## WHAT YOU HAVE TO DO
Among the lines listed below, count those that include the string "should", and state only the count.

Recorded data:
================================

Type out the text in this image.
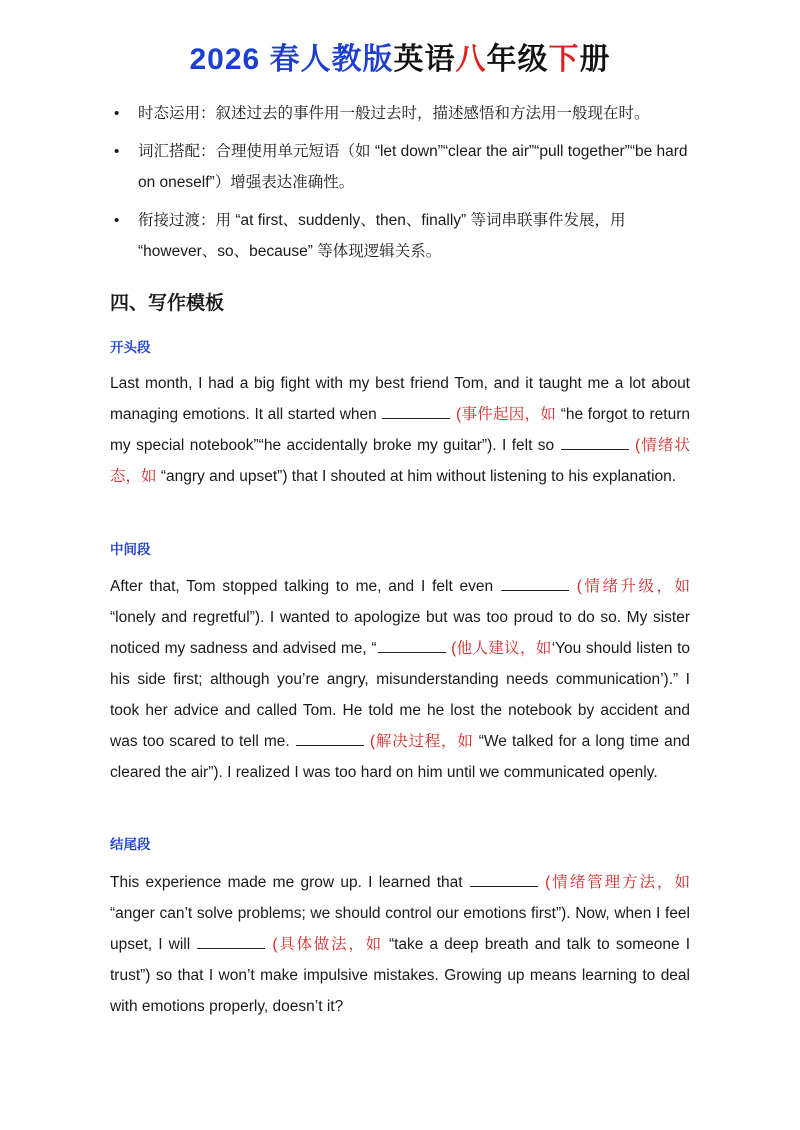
2026 春人教版英语八年级下册
• 时态运用：叙述过去的事件用一般过去时，描述感悟和方法用一般现在时。
• 词汇搭配：合理使用单元短语（如 “let down”“clear the air”“pull together”“be hard on oneself”）增强表达准确性。
• 衔接过渡：用 “at first、suddenly、then、finally” 等词串联事件发展，用 “however、so、because” 等体现逻辑关系。
四、写作模板
开头段
Last month, I had a big fight with my best friend Tom, and it taught me a lot about managing emotions. It all started when	(事件起因，如 “he forgot to return my special notebook”“he accidentally broke my guitar”). I felt so	(情绪状态，如 “angry and upset”) that I shouted at him without listening to his explanation.
中间段
After that, Tom stopped talking to me, and I felt even	(情绪升级，如 “lonely and regretful”). I wanted to apologize but was too proud to do so. My sister noticed my sadness and advised me, “	(他人建议，如‘You should listen to his side first; although you’re angry, misunderstanding needs communication’).” I took her advice and called Tom. He told me he lost the notebook by accident and was too scared to tell me.	(解决过程，如 “We talked for a long time and cleared the air”). I realized I was too hard on him until we communicated openly.
结尾段
This experience made me grow up. I learned that	(情绪管理方法，如 “anger can’t solve problems; we should control our emotions first”). Now, when I feel upset, I will	(具体做法，如 “take a deep breath and talk to someone I trust”) so that I won’t make impulsive mistakes. Growing up means learning to deal with emotions properly, doesn’t it?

================================

## ANSWER BELOW
2